### The data

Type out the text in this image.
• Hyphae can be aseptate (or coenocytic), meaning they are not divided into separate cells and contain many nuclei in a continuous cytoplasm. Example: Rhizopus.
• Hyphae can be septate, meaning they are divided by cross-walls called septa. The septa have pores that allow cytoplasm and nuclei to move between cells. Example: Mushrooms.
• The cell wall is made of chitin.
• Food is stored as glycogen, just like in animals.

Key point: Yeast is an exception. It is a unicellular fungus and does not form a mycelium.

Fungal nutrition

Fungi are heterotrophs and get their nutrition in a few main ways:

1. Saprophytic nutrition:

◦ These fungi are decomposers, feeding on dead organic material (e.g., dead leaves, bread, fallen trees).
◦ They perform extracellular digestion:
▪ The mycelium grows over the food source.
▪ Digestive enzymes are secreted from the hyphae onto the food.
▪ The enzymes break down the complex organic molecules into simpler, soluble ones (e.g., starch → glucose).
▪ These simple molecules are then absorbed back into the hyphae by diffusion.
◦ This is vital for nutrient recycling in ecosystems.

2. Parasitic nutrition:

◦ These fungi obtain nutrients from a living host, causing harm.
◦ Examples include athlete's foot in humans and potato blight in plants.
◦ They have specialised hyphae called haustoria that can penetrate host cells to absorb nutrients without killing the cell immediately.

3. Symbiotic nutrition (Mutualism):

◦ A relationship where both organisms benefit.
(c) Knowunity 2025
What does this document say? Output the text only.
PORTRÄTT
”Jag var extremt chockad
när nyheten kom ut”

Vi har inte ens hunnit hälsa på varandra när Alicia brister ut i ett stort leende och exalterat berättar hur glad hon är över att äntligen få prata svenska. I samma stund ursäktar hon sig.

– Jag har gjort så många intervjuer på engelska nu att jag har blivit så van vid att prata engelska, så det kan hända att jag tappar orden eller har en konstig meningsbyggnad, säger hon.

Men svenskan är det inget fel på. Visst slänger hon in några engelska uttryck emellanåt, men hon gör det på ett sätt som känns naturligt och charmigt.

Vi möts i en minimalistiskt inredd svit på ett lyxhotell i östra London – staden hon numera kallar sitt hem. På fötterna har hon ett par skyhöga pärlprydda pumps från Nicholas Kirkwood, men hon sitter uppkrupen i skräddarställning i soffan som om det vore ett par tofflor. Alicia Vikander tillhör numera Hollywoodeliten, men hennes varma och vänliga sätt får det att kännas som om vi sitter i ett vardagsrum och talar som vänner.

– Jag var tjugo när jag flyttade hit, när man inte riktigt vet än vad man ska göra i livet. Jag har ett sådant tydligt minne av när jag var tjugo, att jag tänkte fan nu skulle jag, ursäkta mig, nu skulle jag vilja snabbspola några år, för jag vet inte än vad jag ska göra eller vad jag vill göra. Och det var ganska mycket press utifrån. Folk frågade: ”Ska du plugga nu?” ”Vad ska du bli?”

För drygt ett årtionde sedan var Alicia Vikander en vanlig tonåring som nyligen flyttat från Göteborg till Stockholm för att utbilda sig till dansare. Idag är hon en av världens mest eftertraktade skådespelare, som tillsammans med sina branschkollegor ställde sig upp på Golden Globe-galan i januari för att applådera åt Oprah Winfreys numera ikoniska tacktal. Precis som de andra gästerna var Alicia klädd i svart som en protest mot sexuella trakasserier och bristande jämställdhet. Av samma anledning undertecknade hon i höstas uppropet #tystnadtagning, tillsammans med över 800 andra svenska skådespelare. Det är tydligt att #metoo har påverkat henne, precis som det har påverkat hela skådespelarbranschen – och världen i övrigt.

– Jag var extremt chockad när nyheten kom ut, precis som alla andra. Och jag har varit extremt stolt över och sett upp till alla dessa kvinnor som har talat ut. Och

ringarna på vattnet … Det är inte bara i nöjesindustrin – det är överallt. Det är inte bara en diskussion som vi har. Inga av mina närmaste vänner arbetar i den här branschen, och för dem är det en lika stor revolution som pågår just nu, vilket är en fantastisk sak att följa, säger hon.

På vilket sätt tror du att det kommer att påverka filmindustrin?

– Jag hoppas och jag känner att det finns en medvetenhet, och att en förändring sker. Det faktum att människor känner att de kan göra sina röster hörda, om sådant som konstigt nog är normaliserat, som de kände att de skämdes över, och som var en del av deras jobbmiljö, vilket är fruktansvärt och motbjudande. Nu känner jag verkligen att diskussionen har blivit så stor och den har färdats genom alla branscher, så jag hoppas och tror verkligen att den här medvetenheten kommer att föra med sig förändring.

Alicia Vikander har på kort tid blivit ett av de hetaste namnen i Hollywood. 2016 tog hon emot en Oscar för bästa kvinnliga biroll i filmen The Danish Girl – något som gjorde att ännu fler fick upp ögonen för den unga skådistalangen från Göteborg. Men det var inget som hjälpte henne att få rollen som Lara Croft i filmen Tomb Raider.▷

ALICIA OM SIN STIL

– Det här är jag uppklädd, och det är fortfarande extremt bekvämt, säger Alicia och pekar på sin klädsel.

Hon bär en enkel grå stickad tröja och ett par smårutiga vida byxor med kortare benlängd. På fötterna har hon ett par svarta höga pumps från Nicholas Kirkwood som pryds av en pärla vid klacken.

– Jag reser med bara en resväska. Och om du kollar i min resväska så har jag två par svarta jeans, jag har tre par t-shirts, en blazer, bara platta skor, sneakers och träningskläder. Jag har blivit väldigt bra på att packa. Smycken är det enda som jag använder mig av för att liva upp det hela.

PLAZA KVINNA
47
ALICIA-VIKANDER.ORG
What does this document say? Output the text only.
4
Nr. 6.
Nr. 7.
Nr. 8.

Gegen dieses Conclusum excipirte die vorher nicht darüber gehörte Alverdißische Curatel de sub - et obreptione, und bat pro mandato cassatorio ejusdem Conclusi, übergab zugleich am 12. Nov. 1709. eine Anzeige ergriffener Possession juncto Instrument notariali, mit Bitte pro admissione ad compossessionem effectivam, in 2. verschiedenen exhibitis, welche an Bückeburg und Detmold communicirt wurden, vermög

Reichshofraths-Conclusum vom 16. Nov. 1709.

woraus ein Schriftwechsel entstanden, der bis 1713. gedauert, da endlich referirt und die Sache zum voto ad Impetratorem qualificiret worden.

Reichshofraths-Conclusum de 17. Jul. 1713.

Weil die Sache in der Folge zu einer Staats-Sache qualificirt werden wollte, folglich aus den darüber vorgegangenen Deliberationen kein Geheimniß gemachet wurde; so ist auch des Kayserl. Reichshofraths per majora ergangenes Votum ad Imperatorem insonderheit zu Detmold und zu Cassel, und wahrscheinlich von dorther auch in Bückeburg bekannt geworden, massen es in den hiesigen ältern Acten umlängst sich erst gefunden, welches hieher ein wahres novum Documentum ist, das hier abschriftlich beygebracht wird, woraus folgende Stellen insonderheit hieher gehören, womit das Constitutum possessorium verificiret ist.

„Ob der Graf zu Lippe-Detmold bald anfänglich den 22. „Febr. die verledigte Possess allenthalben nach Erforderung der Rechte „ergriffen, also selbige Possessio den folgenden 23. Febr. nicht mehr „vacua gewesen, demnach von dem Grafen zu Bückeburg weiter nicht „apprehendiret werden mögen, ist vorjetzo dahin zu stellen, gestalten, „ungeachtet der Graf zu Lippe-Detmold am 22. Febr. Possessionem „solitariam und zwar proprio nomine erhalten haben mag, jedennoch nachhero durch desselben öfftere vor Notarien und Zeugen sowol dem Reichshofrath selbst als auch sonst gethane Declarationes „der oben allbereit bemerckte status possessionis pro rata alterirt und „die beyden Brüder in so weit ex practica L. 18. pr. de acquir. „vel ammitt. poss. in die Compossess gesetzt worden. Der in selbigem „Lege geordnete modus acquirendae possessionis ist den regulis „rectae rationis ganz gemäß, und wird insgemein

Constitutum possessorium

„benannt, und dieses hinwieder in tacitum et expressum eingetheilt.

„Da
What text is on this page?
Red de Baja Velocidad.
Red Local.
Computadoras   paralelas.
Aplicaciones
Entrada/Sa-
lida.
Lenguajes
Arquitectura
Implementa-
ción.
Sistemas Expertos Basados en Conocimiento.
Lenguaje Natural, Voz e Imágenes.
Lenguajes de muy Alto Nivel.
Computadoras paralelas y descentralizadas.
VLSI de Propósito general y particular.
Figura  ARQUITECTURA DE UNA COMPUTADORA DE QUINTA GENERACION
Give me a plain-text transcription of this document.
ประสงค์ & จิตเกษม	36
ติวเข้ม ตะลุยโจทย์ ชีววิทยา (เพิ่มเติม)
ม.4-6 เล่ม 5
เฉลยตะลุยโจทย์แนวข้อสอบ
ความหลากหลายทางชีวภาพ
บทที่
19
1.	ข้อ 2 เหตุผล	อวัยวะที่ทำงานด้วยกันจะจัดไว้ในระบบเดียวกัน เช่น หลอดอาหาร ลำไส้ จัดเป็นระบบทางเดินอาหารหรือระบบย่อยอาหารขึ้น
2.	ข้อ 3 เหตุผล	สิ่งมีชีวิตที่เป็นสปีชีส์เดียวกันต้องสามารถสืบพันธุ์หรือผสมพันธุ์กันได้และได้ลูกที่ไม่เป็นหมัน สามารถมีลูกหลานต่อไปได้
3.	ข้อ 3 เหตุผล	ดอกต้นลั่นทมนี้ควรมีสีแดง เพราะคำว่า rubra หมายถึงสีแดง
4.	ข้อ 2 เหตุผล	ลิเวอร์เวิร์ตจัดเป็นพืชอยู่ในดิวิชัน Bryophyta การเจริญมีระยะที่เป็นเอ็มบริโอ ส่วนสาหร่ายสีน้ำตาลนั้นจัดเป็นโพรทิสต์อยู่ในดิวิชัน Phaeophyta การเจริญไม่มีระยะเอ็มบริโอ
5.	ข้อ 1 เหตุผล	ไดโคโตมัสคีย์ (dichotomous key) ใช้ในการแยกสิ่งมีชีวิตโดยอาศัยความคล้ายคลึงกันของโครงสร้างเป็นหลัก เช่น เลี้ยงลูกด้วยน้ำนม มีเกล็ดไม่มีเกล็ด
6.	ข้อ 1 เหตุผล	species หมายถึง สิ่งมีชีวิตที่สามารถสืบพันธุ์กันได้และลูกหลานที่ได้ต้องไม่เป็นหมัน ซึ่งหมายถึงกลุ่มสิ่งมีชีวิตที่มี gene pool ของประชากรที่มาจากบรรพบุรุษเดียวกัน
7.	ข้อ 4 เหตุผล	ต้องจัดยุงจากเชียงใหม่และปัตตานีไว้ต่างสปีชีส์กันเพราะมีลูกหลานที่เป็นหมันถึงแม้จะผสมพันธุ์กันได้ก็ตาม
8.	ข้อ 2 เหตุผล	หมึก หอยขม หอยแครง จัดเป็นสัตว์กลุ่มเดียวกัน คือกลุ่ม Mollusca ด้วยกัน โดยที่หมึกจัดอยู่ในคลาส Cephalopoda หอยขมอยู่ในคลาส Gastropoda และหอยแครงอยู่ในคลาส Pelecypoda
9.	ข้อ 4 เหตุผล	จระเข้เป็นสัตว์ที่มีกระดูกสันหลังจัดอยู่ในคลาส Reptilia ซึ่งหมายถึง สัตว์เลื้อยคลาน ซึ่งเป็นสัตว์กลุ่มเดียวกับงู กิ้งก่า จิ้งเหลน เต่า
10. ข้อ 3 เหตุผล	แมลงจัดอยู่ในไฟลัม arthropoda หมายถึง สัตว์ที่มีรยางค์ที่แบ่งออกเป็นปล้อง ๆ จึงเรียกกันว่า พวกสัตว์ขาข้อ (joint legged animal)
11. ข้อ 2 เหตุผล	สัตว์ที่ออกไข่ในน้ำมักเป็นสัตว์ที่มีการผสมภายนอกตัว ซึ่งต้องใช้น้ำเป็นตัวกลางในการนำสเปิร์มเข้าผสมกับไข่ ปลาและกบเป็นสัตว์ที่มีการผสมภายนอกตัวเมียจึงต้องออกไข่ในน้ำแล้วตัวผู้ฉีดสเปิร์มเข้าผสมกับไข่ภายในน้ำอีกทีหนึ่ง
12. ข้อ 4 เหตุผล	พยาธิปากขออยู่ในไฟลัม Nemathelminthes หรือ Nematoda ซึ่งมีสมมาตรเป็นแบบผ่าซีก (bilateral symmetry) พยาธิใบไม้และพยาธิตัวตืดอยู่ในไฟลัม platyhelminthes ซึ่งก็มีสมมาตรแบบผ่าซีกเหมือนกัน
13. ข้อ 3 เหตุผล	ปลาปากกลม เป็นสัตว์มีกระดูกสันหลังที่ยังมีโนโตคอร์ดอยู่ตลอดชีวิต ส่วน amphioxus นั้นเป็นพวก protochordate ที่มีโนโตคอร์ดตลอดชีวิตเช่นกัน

######

Count the lines in the records above that contain the word "extremt", and report only that number.

3